- [REQUEST]:
Transcribe all of the material exactly. Any picture in it should be left out.

- [ITEMS]:
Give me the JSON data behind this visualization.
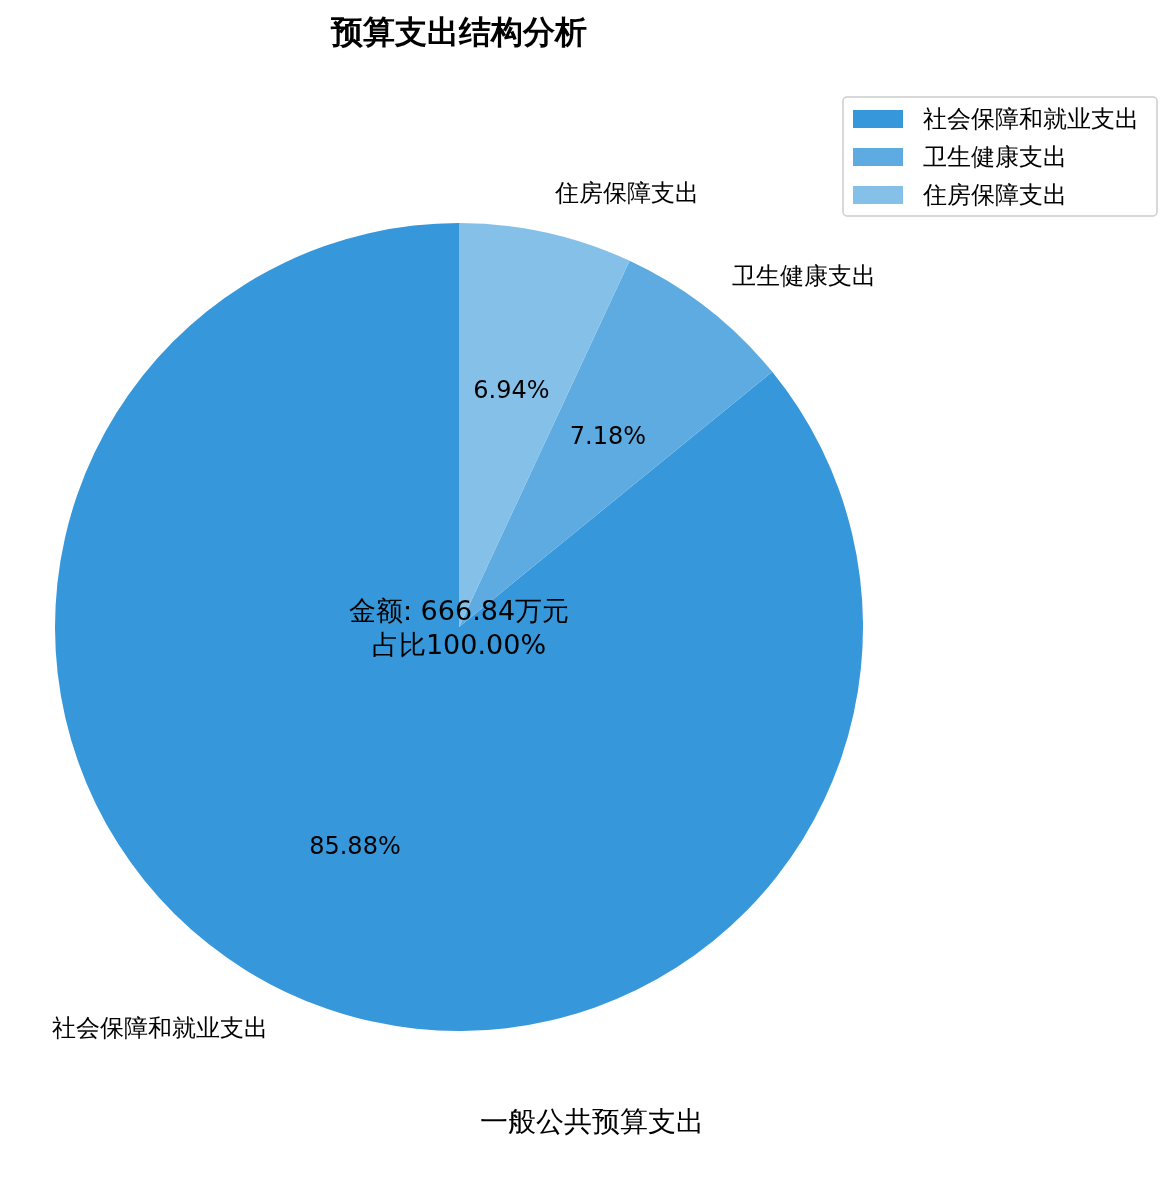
{
  "chart_data": {
    "type": "pie",
    "title": "预算支出结构分析",
    "xlabel": "一般公共预算支出",
    "categories": [
      "社会保障和就业支出",
      "卫生健康支出",
      "住房保障支出"
    ],
    "values": [
      85.88,
      7.18,
      6.94
    ],
    "colors": [
      "#3698db",
      "#5dabe0",
      "#85c0e8"
    ],
    "value_labels": [
      "85.88%",
      "7.18%",
      "6.94%"
    ],
    "annotations": [
      "金额: 666.84万元",
      "占比100.00%"
    ],
    "legend": "top right"
  }
}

- [OUTPUT OF THE EXERCISE]:
Give me the JSON data behind this visualization.
{
  "chart_data": {
    "type": "pie",
    "title": "预算支出结构分析",
    "xlabel": "一般公共预算支出",
    "categories": [
      "社会保障和就业支出",
      "卫生健康支出",
      "住房保障支出"
    ],
    "values": [
      85.88,
      7.18,
      6.94
    ],
    "colors": [
      "#3698db",
      "#5dabe0",
      "#85c0e8"
    ],
    "value_labels": [
      "85.88%",
      "7.18%",
      "6.94%"
    ],
    "annotations": [
      "金额: 666.84万元",
      "占比100.00%"
    ],
    "legend": "top right"
  }
}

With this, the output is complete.